> **Written request**
Find every line in the records below that holds the word "Transf", and copy each one.

[Items from a figure collection]
%%
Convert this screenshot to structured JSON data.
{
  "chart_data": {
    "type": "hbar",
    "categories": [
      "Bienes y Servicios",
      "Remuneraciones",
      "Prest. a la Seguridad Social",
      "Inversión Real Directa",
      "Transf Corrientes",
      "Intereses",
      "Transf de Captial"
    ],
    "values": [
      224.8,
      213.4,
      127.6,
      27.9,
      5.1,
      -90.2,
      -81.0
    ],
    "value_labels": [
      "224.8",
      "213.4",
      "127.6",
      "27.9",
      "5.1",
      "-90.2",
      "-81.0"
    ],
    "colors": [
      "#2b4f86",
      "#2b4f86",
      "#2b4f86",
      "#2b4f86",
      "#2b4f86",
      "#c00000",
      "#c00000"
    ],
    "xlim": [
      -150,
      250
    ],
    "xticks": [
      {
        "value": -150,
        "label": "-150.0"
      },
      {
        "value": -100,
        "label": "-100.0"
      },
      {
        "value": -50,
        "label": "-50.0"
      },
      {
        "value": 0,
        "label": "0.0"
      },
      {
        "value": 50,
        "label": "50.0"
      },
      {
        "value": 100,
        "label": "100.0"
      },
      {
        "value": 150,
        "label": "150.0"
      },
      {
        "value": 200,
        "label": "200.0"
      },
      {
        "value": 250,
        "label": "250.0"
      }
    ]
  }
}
%%
> **Output of the task**
      "Transf Corrientes",
      "Transf de Captial"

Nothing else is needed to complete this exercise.